▶ [What you should do]
Copy exactly, and only, the lines starting at the line with "Give me the" and ending at the line with "Decode this image". Leave every picture out of the copy.

▶ [Input for this task]
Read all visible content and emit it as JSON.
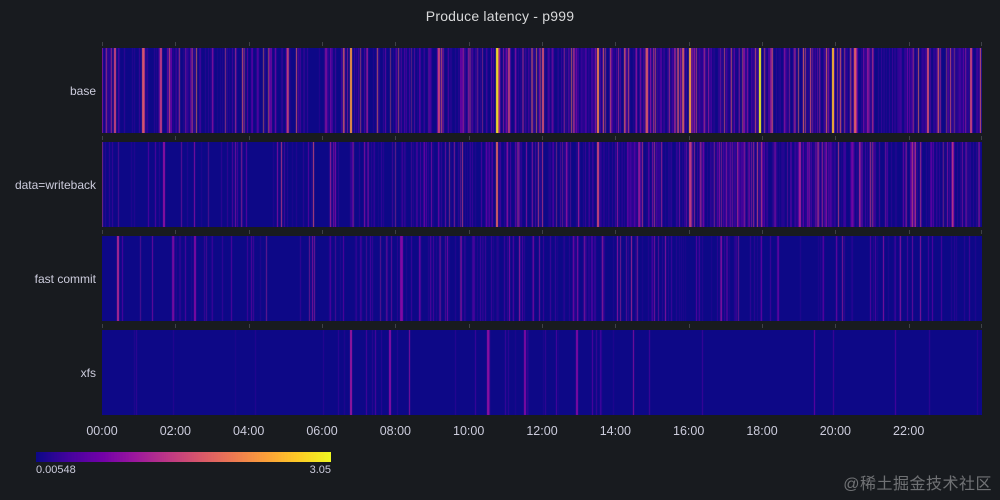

--

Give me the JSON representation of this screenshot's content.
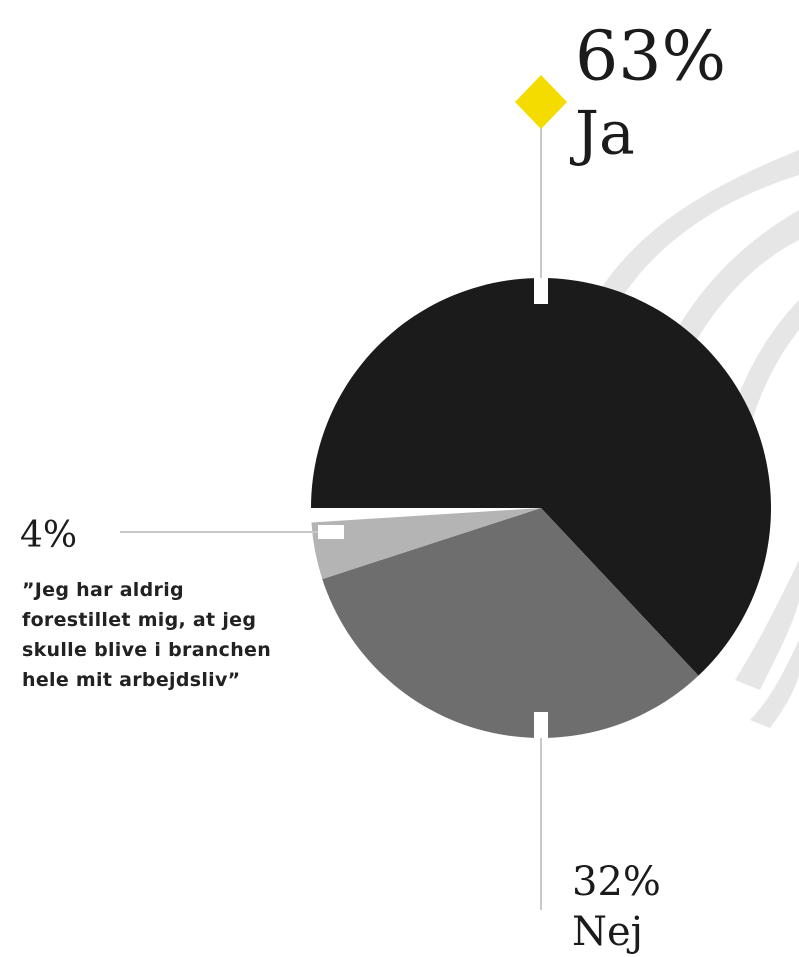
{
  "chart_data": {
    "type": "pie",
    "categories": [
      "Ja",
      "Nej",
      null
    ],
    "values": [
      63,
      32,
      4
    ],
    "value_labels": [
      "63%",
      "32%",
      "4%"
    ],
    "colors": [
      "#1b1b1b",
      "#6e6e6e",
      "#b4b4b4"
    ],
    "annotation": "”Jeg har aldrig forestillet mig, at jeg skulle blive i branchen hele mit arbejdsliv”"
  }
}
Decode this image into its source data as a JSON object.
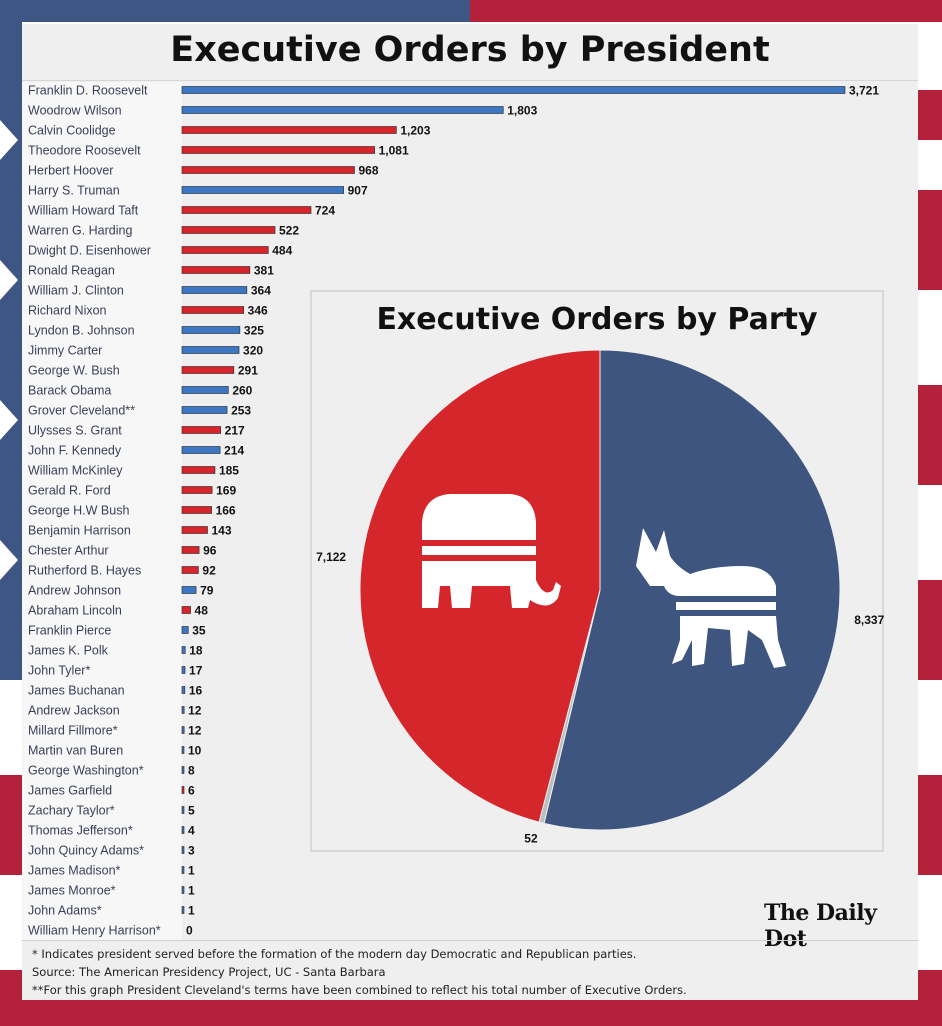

▶ [Full response]
Give me the JSON representation of this screenshot's content.
{
  "chart_data": {
    "type": "pie",
    "categories": [
      "Ja",
      "Nej",
      null
    ],
    "values": [
      63,
      32,
      4
    ],
    "value_labels": [
      "63%",
      "32%",
      "4%"
    ],
    "colors": [
      "#1b1b1b",
      "#6e6e6e",
      "#b4b4b4"
    ],
    "annotation": "”Jeg har aldrig forestillet mig, at jeg skulle blive i branchen hele mit arbejdsliv”"
  }
}
Decode this image into its source data as a JSON object.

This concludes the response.